Rows from a dataset:

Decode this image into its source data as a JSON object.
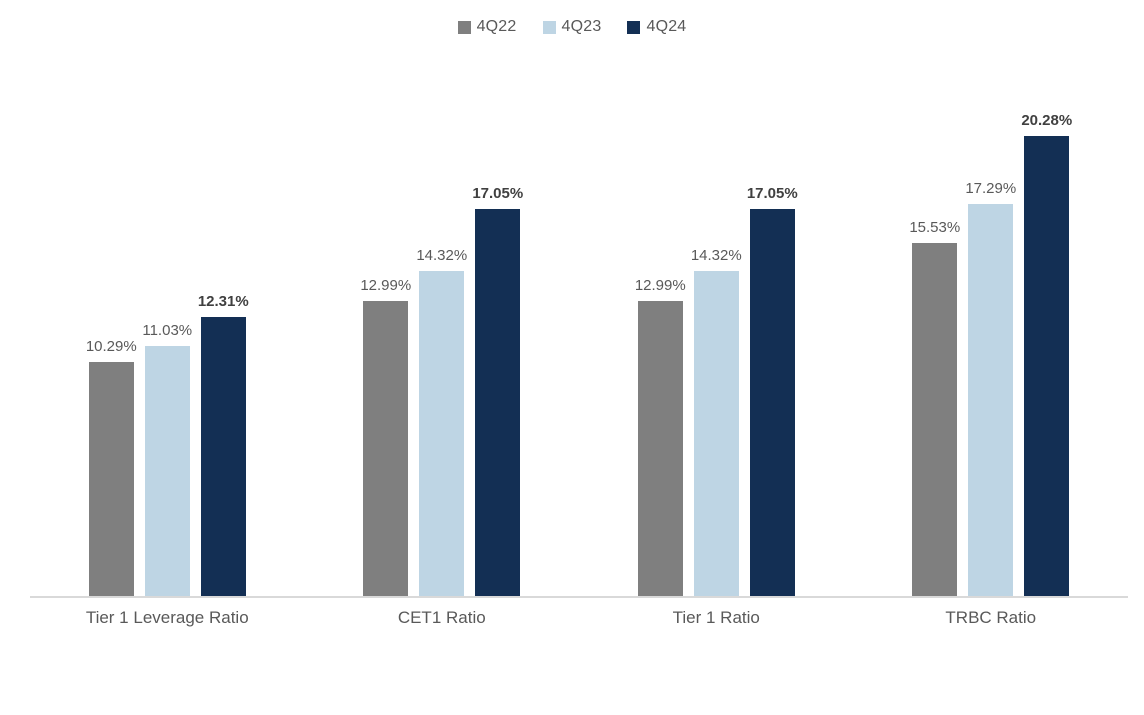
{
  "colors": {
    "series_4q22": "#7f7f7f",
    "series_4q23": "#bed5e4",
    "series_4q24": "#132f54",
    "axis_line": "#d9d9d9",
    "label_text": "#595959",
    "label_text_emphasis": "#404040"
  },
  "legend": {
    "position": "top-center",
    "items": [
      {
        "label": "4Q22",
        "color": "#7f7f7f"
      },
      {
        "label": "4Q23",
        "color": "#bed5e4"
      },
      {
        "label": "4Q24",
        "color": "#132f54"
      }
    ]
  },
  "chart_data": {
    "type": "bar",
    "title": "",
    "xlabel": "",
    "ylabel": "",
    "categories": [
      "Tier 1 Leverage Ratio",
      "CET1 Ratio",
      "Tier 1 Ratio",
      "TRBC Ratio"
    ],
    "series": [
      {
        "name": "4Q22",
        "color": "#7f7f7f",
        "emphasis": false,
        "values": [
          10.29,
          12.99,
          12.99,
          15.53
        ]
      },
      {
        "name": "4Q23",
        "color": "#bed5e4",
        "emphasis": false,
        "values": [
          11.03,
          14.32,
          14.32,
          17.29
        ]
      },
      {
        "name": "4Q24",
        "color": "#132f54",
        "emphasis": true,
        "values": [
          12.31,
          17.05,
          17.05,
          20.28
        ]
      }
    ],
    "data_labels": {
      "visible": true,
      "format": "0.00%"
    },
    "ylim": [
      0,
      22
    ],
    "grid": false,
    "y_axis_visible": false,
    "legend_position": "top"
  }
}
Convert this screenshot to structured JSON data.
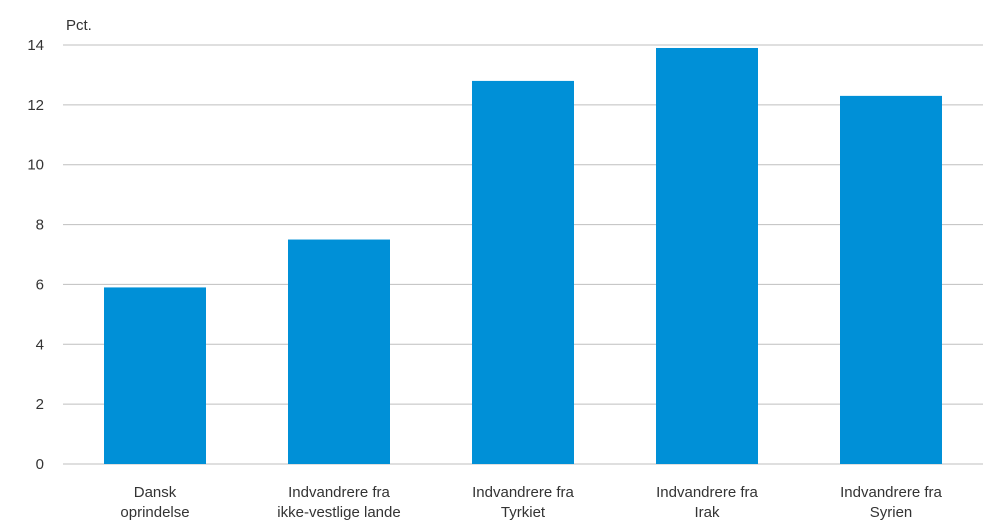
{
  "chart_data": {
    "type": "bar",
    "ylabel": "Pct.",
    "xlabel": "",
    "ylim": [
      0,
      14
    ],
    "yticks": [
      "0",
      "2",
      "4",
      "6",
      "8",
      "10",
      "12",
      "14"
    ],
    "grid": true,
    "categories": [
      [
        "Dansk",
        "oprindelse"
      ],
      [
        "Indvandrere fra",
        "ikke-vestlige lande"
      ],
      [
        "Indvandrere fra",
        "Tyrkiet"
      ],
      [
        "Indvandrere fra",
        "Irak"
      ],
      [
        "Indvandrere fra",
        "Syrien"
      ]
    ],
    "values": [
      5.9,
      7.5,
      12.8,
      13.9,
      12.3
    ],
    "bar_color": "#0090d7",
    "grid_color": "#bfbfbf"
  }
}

Objective:
Retype only the lines above from the one with "Convert this screenshot" through the last, both ends included, keeping every picture out of the copy.

Exercise solution:
Convert this screenshot to structured JSON data.
{
  "chart_data": {
    "type": "bar",
    "ylabel": "Pct.",
    "xlabel": "",
    "ylim": [
      0,
      14
    ],
    "yticks": [
      "0",
      "2",
      "4",
      "6",
      "8",
      "10",
      "12",
      "14"
    ],
    "grid": true,
    "categories": [
      [
        "Dansk",
        "oprindelse"
      ],
      [
        "Indvandrere fra",
        "ikke-vestlige lande"
      ],
      [
        "Indvandrere fra",
        "Tyrkiet"
      ],
      [
        "Indvandrere fra",
        "Irak"
      ],
      [
        "Indvandrere fra",
        "Syrien"
      ]
    ],
    "values": [
      5.9,
      7.5,
      12.8,
      13.9,
      12.3
    ],
    "bar_color": "#0090d7",
    "grid_color": "#bfbfbf"
  }
}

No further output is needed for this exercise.